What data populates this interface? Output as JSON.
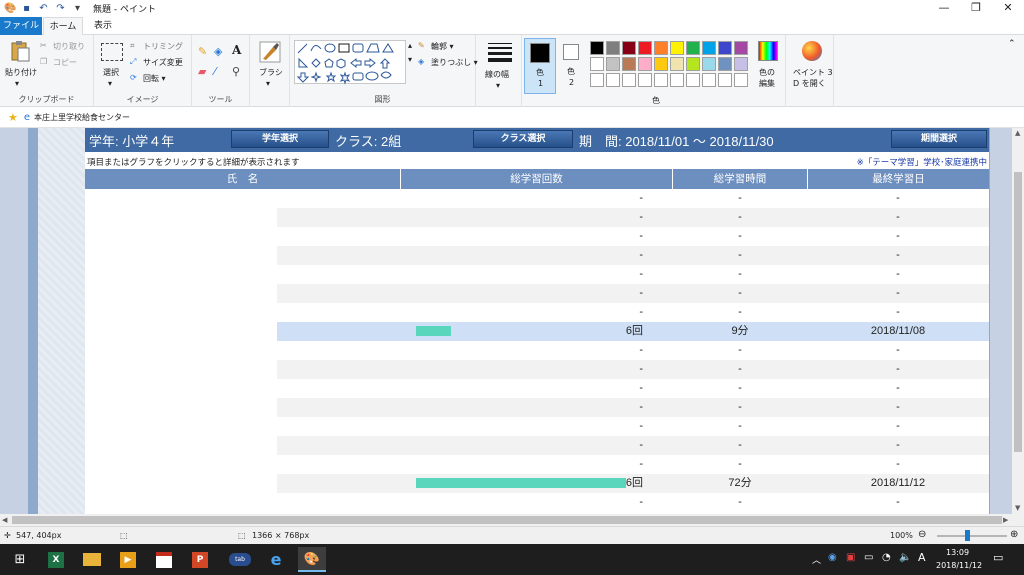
{
  "window": {
    "title": "無題 - ペイント",
    "minimize": "—",
    "maximize": "❐",
    "close": "✕"
  },
  "tabs": {
    "file": "ファイル",
    "home": "ホーム",
    "view": "表示"
  },
  "ribbon": {
    "clipboard": {
      "paste": "貼り付け",
      "cut": "切り取り",
      "copy": "コピー",
      "label": "クリップボード"
    },
    "image": {
      "select": "選択",
      "crop": "トリミング",
      "resize": "サイズ変更",
      "rotate": "回転",
      "label": "イメージ"
    },
    "tools": {
      "label": "ツール",
      "text": "A"
    },
    "brush": {
      "label": "ブラシ"
    },
    "shapes": {
      "outline": "輪郭",
      "fill": "塗りつぶし",
      "label": "図形"
    },
    "size": {
      "label": "線の幅"
    },
    "color1": {
      "line1": "色",
      "line2": "1"
    },
    "color2": {
      "line1": "色",
      "line2": "2"
    },
    "colors_label": "色",
    "edit_colors": {
      "line1": "色の",
      "line2": "編集"
    },
    "paint3d": {
      "line1": "ペイント 3",
      "line2": "D を開く"
    },
    "palette": [
      "#000000",
      "#7f7f7f",
      "#880015",
      "#ed1c24",
      "#ff7f27",
      "#fff200",
      "#22b14c",
      "#00a2e8",
      "#3f48cc",
      "#a349a4",
      "#ffffff",
      "#c3c3c3",
      "#b97a57",
      "#ffaec9",
      "#ffc90e",
      "#efe4b0",
      "#b5e61d",
      "#99d9ea",
      "#7092be",
      "#c8bfe7",
      "#ffffff",
      "#ffffff",
      "#ffffff",
      "#ffffff",
      "#ffffff",
      "#ffffff",
      "#ffffff",
      "#ffffff",
      "#ffffff",
      "#ffffff"
    ]
  },
  "address": {
    "text": "本庄上里学校給食センター"
  },
  "report": {
    "grade_label": "学年: 小学４年",
    "grade_button": "学年選択",
    "class_label": "クラス: 2組",
    "class_button": "クラス選択",
    "period_label": "期　間: 2018/11/01 ～ 2018/11/30",
    "period_button": "期間選択",
    "hint": "項目またはグラフをクリックすると詳細が表示されます",
    "note": "※「テーマ学習」学校･家庭連携中",
    "columns": [
      "氏　名",
      "総学習回数",
      "総学習時間",
      "最終学習日"
    ],
    "rows": [
      {
        "count": "-",
        "time": "-",
        "date": "-",
        "bar": 0
      },
      {
        "count": "-",
        "time": "-",
        "date": "-",
        "bar": 0
      },
      {
        "count": "-",
        "time": "-",
        "date": "-",
        "bar": 0
      },
      {
        "count": "-",
        "time": "-",
        "date": "-",
        "bar": 0
      },
      {
        "count": "-",
        "time": "-",
        "date": "-",
        "bar": 0
      },
      {
        "count": "-",
        "time": "-",
        "date": "-",
        "bar": 0
      },
      {
        "count": "-",
        "time": "-",
        "date": "-",
        "bar": 0
      },
      {
        "count": "6回",
        "time": "9分",
        "date": "2018/11/08",
        "bar": 6,
        "highlight": true
      },
      {
        "count": "-",
        "time": "-",
        "date": "-",
        "bar": 0
      },
      {
        "count": "-",
        "time": "-",
        "date": "-",
        "bar": 0
      },
      {
        "count": "-",
        "time": "-",
        "date": "-",
        "bar": 0
      },
      {
        "count": "-",
        "time": "-",
        "date": "-",
        "bar": 0
      },
      {
        "count": "-",
        "time": "-",
        "date": "-",
        "bar": 0
      },
      {
        "count": "-",
        "time": "-",
        "date": "-",
        "bar": 0
      },
      {
        "count": "-",
        "time": "-",
        "date": "-",
        "bar": 0
      },
      {
        "count": "36回",
        "time": "72分",
        "date": "2018/11/12",
        "bar": 36
      },
      {
        "count": "-",
        "time": "-",
        "date": "-",
        "bar": 0
      }
    ]
  },
  "status": {
    "cursor": "547, 404px",
    "canvas_size": "1366 × 768px",
    "zoom": "100%",
    "zoom_level": 100
  },
  "taskbar": {
    "time": "13:09",
    "date": "2018/11/12",
    "ime": "A"
  }
}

WHAT TO PRODUCE ->
Each entry above is to be written out again unchanged, apart from the pictures, which are left out.

RESULT OF THIS TASK ->
What data populates this interface? Output as JSON.
{
  "window": {
    "title": "無題 - ペイント",
    "minimize": "—",
    "maximize": "❐",
    "close": "✕"
  },
  "tabs": {
    "file": "ファイル",
    "home": "ホーム",
    "view": "表示"
  },
  "ribbon": {
    "clipboard": {
      "paste": "貼り付け",
      "cut": "切り取り",
      "copy": "コピー",
      "label": "クリップボード"
    },
    "image": {
      "select": "選択",
      "crop": "トリミング",
      "resize": "サイズ変更",
      "rotate": "回転",
      "label": "イメージ"
    },
    "tools": {
      "label": "ツール",
      "text": "A"
    },
    "brush": {
      "label": "ブラシ"
    },
    "shapes": {
      "outline": "輪郭",
      "fill": "塗りつぶし",
      "label": "図形"
    },
    "size": {
      "label": "線の幅"
    },
    "color1": {
      "line1": "色",
      "line2": "1"
    },
    "color2": {
      "line1": "色",
      "line2": "2"
    },
    "colors_label": "色",
    "edit_colors": {
      "line1": "色の",
      "line2": "編集"
    },
    "paint3d": {
      "line1": "ペイント 3",
      "line2": "D を開く"
    },
    "palette": [
      "#000000",
      "#7f7f7f",
      "#880015",
      "#ed1c24",
      "#ff7f27",
      "#fff200",
      "#22b14c",
      "#00a2e8",
      "#3f48cc",
      "#a349a4",
      "#ffffff",
      "#c3c3c3",
      "#b97a57",
      "#ffaec9",
      "#ffc90e",
      "#efe4b0",
      "#b5e61d",
      "#99d9ea",
      "#7092be",
      "#c8bfe7",
      "#ffffff",
      "#ffffff",
      "#ffffff",
      "#ffffff",
      "#ffffff",
      "#ffffff",
      "#ffffff",
      "#ffffff",
      "#ffffff",
      "#ffffff"
    ]
  },
  "address": {
    "text": "本庄上里学校給食センター"
  },
  "report": {
    "grade_label": "学年: 小学４年",
    "grade_button": "学年選択",
    "class_label": "クラス: 2組",
    "class_button": "クラス選択",
    "period_label": "期　間: 2018/11/01 ～ 2018/11/30",
    "period_button": "期間選択",
    "hint": "項目またはグラフをクリックすると詳細が表示されます",
    "note": "※「テーマ学習」学校･家庭連携中",
    "columns": [
      "氏　名",
      "総学習回数",
      "総学習時間",
      "最終学習日"
    ],
    "rows": [
      {
        "count": "-",
        "time": "-",
        "date": "-",
        "bar": 0
      },
      {
        "count": "-",
        "time": "-",
        "date": "-",
        "bar": 0
      },
      {
        "count": "-",
        "time": "-",
        "date": "-",
        "bar": 0
      },
      {
        "count": "-",
        "time": "-",
        "date": "-",
        "bar": 0
      },
      {
        "count": "-",
        "time": "-",
        "date": "-",
        "bar": 0
      },
      {
        "count": "-",
        "time": "-",
        "date": "-",
        "bar": 0
      },
      {
        "count": "-",
        "time": "-",
        "date": "-",
        "bar": 0
      },
      {
        "count": "6回",
        "time": "9分",
        "date": "2018/11/08",
        "bar": 6,
        "highlight": true
      },
      {
        "count": "-",
        "time": "-",
        "date": "-",
        "bar": 0
      },
      {
        "count": "-",
        "time": "-",
        "date": "-",
        "bar": 0
      },
      {
        "count": "-",
        "time": "-",
        "date": "-",
        "bar": 0
      },
      {
        "count": "-",
        "time": "-",
        "date": "-",
        "bar": 0
      },
      {
        "count": "-",
        "time": "-",
        "date": "-",
        "bar": 0
      },
      {
        "count": "-",
        "time": "-",
        "date": "-",
        "bar": 0
      },
      {
        "count": "-",
        "time": "-",
        "date": "-",
        "bar": 0
      },
      {
        "count": "36回",
        "time": "72分",
        "date": "2018/11/12",
        "bar": 36
      },
      {
        "count": "-",
        "time": "-",
        "date": "-",
        "bar": 0
      }
    ]
  },
  "status": {
    "cursor": "547, 404px",
    "canvas_size": "1366 × 768px",
    "zoom": "100%",
    "zoom_level": 100
  },
  "taskbar": {
    "time": "13:09",
    "date": "2018/11/12",
    "ime": "A"
  }
}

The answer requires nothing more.